==== RECORDS FOR PROCESSING ====

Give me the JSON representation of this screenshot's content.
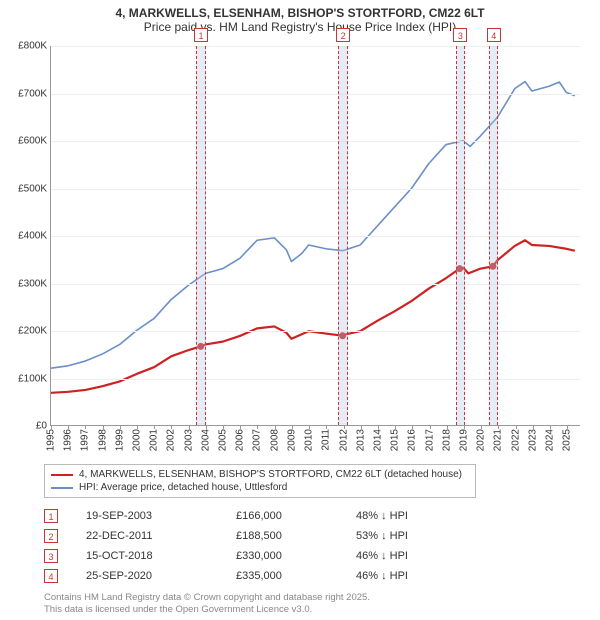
{
  "title": {
    "line1": "4, MARKWELLS, ELSENHAM, BISHOP'S STORTFORD, CM22 6LT",
    "line2": "Price paid vs. HM Land Registry's House Price Index (HPI)"
  },
  "chart": {
    "type": "line",
    "background_color": "#ffffff",
    "grid_color": "#eeeeee",
    "x": {
      "min": 1995,
      "max": 2025.8,
      "ticks": [
        1995,
        1996,
        1997,
        1998,
        1999,
        2000,
        2001,
        2002,
        2003,
        2004,
        2005,
        2006,
        2007,
        2008,
        2009,
        2010,
        2011,
        2012,
        2013,
        2014,
        2015,
        2016,
        2017,
        2018,
        2019,
        2020,
        2021,
        2022,
        2023,
        2024,
        2025
      ]
    },
    "y": {
      "min": 0,
      "max": 800000,
      "ticks": [
        0,
        100000,
        200000,
        300000,
        400000,
        500000,
        600000,
        700000,
        800000
      ],
      "labels": [
        "£0",
        "£100K",
        "£200K",
        "£300K",
        "£400K",
        "£500K",
        "£600K",
        "£700K",
        "£800K"
      ]
    },
    "series": [
      {
        "name": "4, MARKWELLS, ELSENHAM, BISHOP'S STORTFORD, CM22 6LT (detached house)",
        "color": "#cc2222",
        "width": 2.2,
        "points": [
          [
            1995,
            68000
          ],
          [
            1996,
            70000
          ],
          [
            1997,
            74000
          ],
          [
            1998,
            82000
          ],
          [
            1999,
            92000
          ],
          [
            2000,
            108000
          ],
          [
            2001,
            122000
          ],
          [
            2002,
            145000
          ],
          [
            2003,
            158000
          ],
          [
            2003.72,
            166000
          ],
          [
            2004,
            170000
          ],
          [
            2005,
            176000
          ],
          [
            2006,
            188000
          ],
          [
            2007,
            204000
          ],
          [
            2008,
            208000
          ],
          [
            2008.7,
            195000
          ],
          [
            2009,
            182000
          ],
          [
            2010,
            198000
          ],
          [
            2011,
            193000
          ],
          [
            2011.98,
            188500
          ],
          [
            2012,
            190000
          ],
          [
            2013,
            198000
          ],
          [
            2014,
            220000
          ],
          [
            2015,
            240000
          ],
          [
            2016,
            262000
          ],
          [
            2017,
            288000
          ],
          [
            2018,
            310000
          ],
          [
            2018.79,
            330000
          ],
          [
            2019,
            332000
          ],
          [
            2019.3,
            320000
          ],
          [
            2020,
            330000
          ],
          [
            2020.73,
            335000
          ],
          [
            2021,
            348000
          ],
          [
            2022,
            378000
          ],
          [
            2022.6,
            390000
          ],
          [
            2023,
            380000
          ],
          [
            2024,
            378000
          ],
          [
            2025,
            372000
          ],
          [
            2025.5,
            368000
          ]
        ]
      },
      {
        "name": "HPI: Average price, detached house, Uttlesford",
        "color": "#6a8fc7",
        "width": 1.6,
        "points": [
          [
            1995,
            120000
          ],
          [
            1996,
            125000
          ],
          [
            1997,
            135000
          ],
          [
            1998,
            150000
          ],
          [
            1999,
            170000
          ],
          [
            2000,
            200000
          ],
          [
            2001,
            225000
          ],
          [
            2002,
            265000
          ],
          [
            2003,
            295000
          ],
          [
            2004,
            320000
          ],
          [
            2005,
            330000
          ],
          [
            2006,
            352000
          ],
          [
            2007,
            390000
          ],
          [
            2008,
            395000
          ],
          [
            2008.7,
            370000
          ],
          [
            2009,
            345000
          ],
          [
            2009.6,
            362000
          ],
          [
            2010,
            380000
          ],
          [
            2011,
            372000
          ],
          [
            2012,
            368000
          ],
          [
            2013,
            380000
          ],
          [
            2014,
            420000
          ],
          [
            2015,
            460000
          ],
          [
            2016,
            500000
          ],
          [
            2017,
            552000
          ],
          [
            2018,
            592000
          ],
          [
            2019,
            600000
          ],
          [
            2019.4,
            588000
          ],
          [
            2020,
            610000
          ],
          [
            2021,
            650000
          ],
          [
            2022,
            710000
          ],
          [
            2022.6,
            725000
          ],
          [
            2023,
            705000
          ],
          [
            2024,
            715000
          ],
          [
            2024.6,
            724000
          ],
          [
            2025,
            702000
          ],
          [
            2025.5,
            695000
          ]
        ]
      }
    ],
    "sale_band_width_years": 0.55,
    "sales": [
      {
        "idx": "1",
        "x": 2003.72,
        "date": "19-SEP-2003",
        "price": "£166,000",
        "delta": "48% ↓ HPI"
      },
      {
        "idx": "2",
        "x": 2011.98,
        "date": "22-DEC-2011",
        "price": "£188,500",
        "delta": "53% ↓ HPI"
      },
      {
        "idx": "3",
        "x": 2018.79,
        "date": "15-OCT-2018",
        "price": "£330,000",
        "delta": "46% ↓ HPI"
      },
      {
        "idx": "4",
        "x": 2020.73,
        "date": "25-SEP-2020",
        "price": "£335,000",
        "delta": "46% ↓ HPI"
      }
    ],
    "sale_dot_values": [
      166000,
      188500,
      330000,
      335000
    ]
  },
  "legend": {
    "rows": [
      {
        "color": "#cc2222",
        "label": "4, MARKWELLS, ELSENHAM, BISHOP'S STORTFORD, CM22 6LT (detached house)"
      },
      {
        "color": "#6a8fc7",
        "label": "HPI: Average price, detached house, Uttlesford"
      }
    ]
  },
  "footer": {
    "line1": "Contains HM Land Registry data © Crown copyright and database right 2025.",
    "line2": "This data is licensed under the Open Government Licence v3.0."
  }
}
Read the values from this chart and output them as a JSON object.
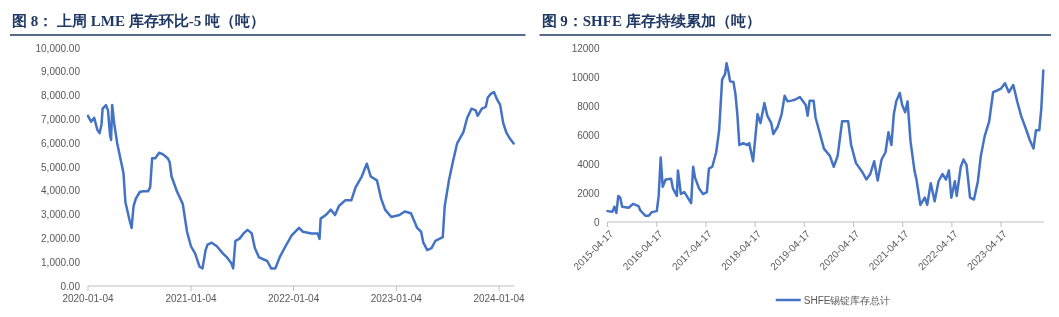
{
  "chart_data": [
    {
      "type": "line",
      "title": "图 8：  上周 LME 库存环比-5 吨（吨）",
      "series": [
        {
          "color": "#4472c4",
          "x": [
            "2020-01-04",
            "2020-01-15",
            "2020-01-26",
            "2020-02-06",
            "2020-02-14",
            "2020-02-21",
            "2020-02-25",
            "2020-03-08",
            "2020-03-15",
            "2020-03-22",
            "2020-03-26",
            "2020-03-30",
            "2020-04-06",
            "2020-04-17",
            "2020-04-28",
            "2020-05-09",
            "2020-05-16",
            "2020-05-31",
            "2020-06-07",
            "2020-06-14",
            "2020-06-22",
            "2020-07-06",
            "2020-07-17",
            "2020-08-04",
            "2020-08-12",
            "2020-08-19",
            "2020-08-30",
            "2020-09-13",
            "2020-09-28",
            "2020-10-13",
            "2020-10-20",
            "2020-10-27",
            "2020-11-15",
            "2020-12-06",
            "2020-12-21",
            "2021-01-04",
            "2021-01-19",
            "2021-02-03",
            "2021-02-14",
            "2021-02-25",
            "2021-03-04",
            "2021-03-19",
            "2021-04-06",
            "2021-04-28",
            "2021-05-12",
            "2021-05-27",
            "2021-06-03",
            "2021-06-11",
            "2021-06-25",
            "2021-07-10",
            "2021-07-24",
            "2021-08-08",
            "2021-08-19",
            "2021-09-03",
            "2021-10-02",
            "2021-10-16",
            "2021-10-31",
            "2021-11-15",
            "2021-12-06",
            "2021-12-28",
            "2022-01-23",
            "2022-02-06",
            "2022-03-08",
            "2022-03-30",
            "2022-04-06",
            "2022-04-10",
            "2022-04-28",
            "2022-05-16",
            "2022-05-31",
            "2022-06-14",
            "2022-07-06",
            "2022-07-28",
            "2022-08-12",
            "2022-09-03",
            "2022-09-21",
            "2022-10-05",
            "2022-10-27",
            "2022-11-11",
            "2022-11-25",
            "2022-12-17",
            "2023-01-15",
            "2023-02-03",
            "2023-02-25",
            "2023-03-19",
            "2023-04-02",
            "2023-04-10",
            "2023-04-24",
            "2023-05-09",
            "2023-05-23",
            "2023-06-18",
            "2023-06-25",
            "2023-07-10",
            "2023-07-24",
            "2023-08-08",
            "2023-08-30",
            "2023-09-13",
            "2023-09-28",
            "2023-10-13",
            "2023-10-20",
            "2023-11-04",
            "2023-11-18",
            "2023-11-25",
            "2023-12-06",
            "2023-12-17",
            "2023-12-28",
            "2024-01-08",
            "2024-01-19",
            "2024-01-30",
            "2024-02-10",
            "2024-02-25"
          ],
          "values": [
            7150,
            6900,
            7070,
            6570,
            6420,
            6790,
            7450,
            7600,
            7380,
            6370,
            6140,
            7600,
            6840,
            5990,
            5370,
            4750,
            3520,
            2750,
            2440,
            3360,
            3670,
            3950,
            3980,
            3980,
            4140,
            5370,
            5370,
            5600,
            5520,
            5370,
            5220,
            4600,
            3980,
            3440,
            2280,
            1670,
            1360,
            820,
            740,
            1510,
            1740,
            1820,
            1670,
            1360,
            1200,
            970,
            740,
            1900,
            1980,
            2210,
            2360,
            2210,
            1600,
            1200,
            1050,
            740,
            740,
            1200,
            1670,
            2130,
            2440,
            2280,
            2210,
            2210,
            1980,
            2830,
            2980,
            3210,
            2980,
            3360,
            3600,
            3600,
            4140,
            4600,
            5140,
            4600,
            4440,
            3670,
            3210,
            2900,
            2980,
            3130,
            3060,
            2440,
            2280,
            1820,
            1510,
            1590,
            1900,
            2050,
            3360,
            4440,
            5220,
            5990,
            6450,
            7070,
            7450,
            7380,
            7150,
            7450,
            7530,
            7920,
            8070,
            8150,
            7840,
            7610,
            6840,
            6450,
            6220,
            5990
          ]
        }
      ],
      "xlim": [
        "2020-01-04",
        "2024-02-28"
      ],
      "xticks": [
        "2020-01-04",
        "2021-01-04",
        "2022-01-04",
        "2023-01-04",
        "2024-01-04"
      ],
      "ylim": [
        0,
        10000
      ],
      "yticks": [
        {
          "value": 0,
          "label": "0.00"
        },
        {
          "value": 1000,
          "label": "1,000.00"
        },
        {
          "value": 2000,
          "label": "2,000.00"
        },
        {
          "value": 3000,
          "label": "3,000.00"
        },
        {
          "value": 4000,
          "label": "4,000.00"
        },
        {
          "value": 5000,
          "label": "5,000.00"
        },
        {
          "value": 6000,
          "label": "6,000.00"
        },
        {
          "value": 7000,
          "label": "7,000.00"
        },
        {
          "value": 8000,
          "label": "8,000.00"
        },
        {
          "value": 9000,
          "label": "9,000.00"
        },
        {
          "value": 10000,
          "label": "10,000.00"
        }
      ]
    },
    {
      "type": "line",
      "title": "图 9：SHFE 库存持续累加（吨）",
      "legend": "bottom",
      "series": [
        {
          "name": "SHFE锡锭库存总计",
          "color": "#4472c4",
          "x": [
            "2015-04-17",
            "2015-05-23",
            "2015-06-07",
            "2015-06-22",
            "2015-07-06",
            "2015-07-21",
            "2015-08-04",
            "2015-09-21",
            "2015-10-24",
            "2015-12-03",
            "2015-12-17",
            "2016-01-23",
            "2016-02-17",
            "2016-03-11",
            "2016-04-17",
            "2016-05-01",
            "2016-05-16",
            "2016-05-31",
            "2016-06-22",
            "2016-08-01",
            "2016-08-15",
            "2016-09-13",
            "2016-09-21",
            "2016-10-13",
            "2016-11-07",
            "2016-11-25",
            "2016-12-28",
            "2017-01-12",
            "2017-01-26",
            "2017-02-25",
            "2017-03-26",
            "2017-04-24",
            "2017-05-09",
            "2017-06-03",
            "2017-07-02",
            "2017-07-24",
            "2017-08-15",
            "2017-09-06",
            "2017-09-17",
            "2017-10-02",
            "2017-10-13",
            "2017-11-07",
            "2017-11-22",
            "2017-12-06",
            "2017-12-21",
            "2018-01-19",
            "2018-02-17",
            "2018-03-04",
            "2018-04-02",
            "2018-05-05",
            "2018-05-27",
            "2018-06-25",
            "2018-07-17",
            "2018-08-15",
            "2018-08-30",
            "2018-10-02",
            "2018-10-31",
            "2018-11-22",
            "2018-12-14",
            "2019-01-12",
            "2019-02-10",
            "2019-03-15",
            "2019-04-28",
            "2019-05-12",
            "2019-05-27",
            "2019-06-25",
            "2019-07-10",
            "2019-08-12",
            "2019-09-10",
            "2019-10-24",
            "2019-11-22",
            "2019-12-21",
            "2020-01-23",
            "2020-03-08",
            "2020-03-30",
            "2020-05-05",
            "2020-06-22",
            "2020-07-21",
            "2020-08-19",
            "2020-09-17",
            "2020-10-13",
            "2020-11-11",
            "2020-12-10",
            "2021-01-01",
            "2021-01-23",
            "2021-02-10",
            "2021-02-28",
            "2021-03-26",
            "2021-04-13",
            "2021-05-05",
            "2021-05-23",
            "2021-06-14",
            "2021-07-13",
            "2021-07-28",
            "2021-08-26",
            "2021-09-28",
            "2021-10-16",
            "2021-11-11",
            "2021-12-10",
            "2022-01-08",
            "2022-02-06",
            "2022-03-04",
            "2022-03-26",
            "2022-04-13",
            "2022-05-09",
            "2022-05-23",
            "2022-06-22",
            "2022-07-13",
            "2022-08-04",
            "2022-08-30",
            "2022-09-28",
            "2022-10-27",
            "2022-11-18",
            "2022-12-17",
            "2023-01-19",
            "2023-02-17",
            "2023-03-19",
            "2023-04-17",
            "2023-05-16",
            "2023-06-14",
            "2023-07-17",
            "2023-08-15",
            "2023-09-13",
            "2023-10-13",
            "2023-11-15",
            "2023-12-14",
            "2024-01-01",
            "2024-01-26",
            "2024-02-10",
            "2024-02-25"
          ],
          "values": [
            750,
            700,
            1050,
            630,
            1800,
            1680,
            1050,
            980,
            1250,
            1100,
            800,
            430,
            430,
            680,
            750,
            1800,
            4440,
            2430,
            2930,
            2980,
            2310,
            1800,
            3560,
            1930,
            2060,
            1800,
            1300,
            3810,
            3060,
            2310,
            1930,
            2060,
            3680,
            3810,
            4810,
            6320,
            9820,
            10200,
            10950,
            10330,
            9700,
            9650,
            8820,
            7440,
            5310,
            5440,
            5310,
            5440,
            4190,
            7440,
            6820,
            8200,
            7320,
            6820,
            6070,
            6570,
            7440,
            8700,
            8320,
            8370,
            8450,
            8620,
            8070,
            7320,
            8370,
            8370,
            7190,
            6070,
            5060,
            4560,
            3810,
            4560,
            6940,
            6940,
            5310,
            4060,
            3430,
            2930,
            3310,
            4190,
            2860,
            4310,
            4810,
            6190,
            5310,
            7440,
            8320,
            8900,
            8070,
            7570,
            8320,
            5560,
            3560,
            2930,
            1180,
            1680,
            1180,
            2680,
            1430,
            2810,
            3310,
            2930,
            3560,
            1680,
            2810,
            1800,
            3810,
            4310,
            3930,
            1680,
            1550,
            2810,
            4560,
            5940,
            6940,
            8950,
            9070,
            9200,
            9570,
            8950,
            9450,
            8320,
            7320,
            6570,
            5690,
            5060,
            6320,
            6320,
            7820,
            10450
          ]
        }
      ],
      "xlim": [
        "2015-04-17",
        "2024-03-01"
      ],
      "xticks": [
        "2015-04-17",
        "2016-04-17",
        "2017-04-17",
        "2018-04-17",
        "2019-04-17",
        "2020-04-17",
        "2021-04-17",
        "2022-04-17",
        "2023-04-17"
      ],
      "ylim": [
        0,
        12000
      ],
      "yticks": [
        0,
        2000,
        4000,
        6000,
        8000,
        10000,
        12000
      ]
    }
  ]
}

====

◆ STATED PROBLEM
Your task is to gather every line with the word "delta" and copy it.

◆ RESULT OF THIS TASK
        "delta": "48% ↓ HPI"
        "delta": "53% ↓ HPI"
        "delta": "46% ↓ HPI"
        "delta": "46% ↓ HPI"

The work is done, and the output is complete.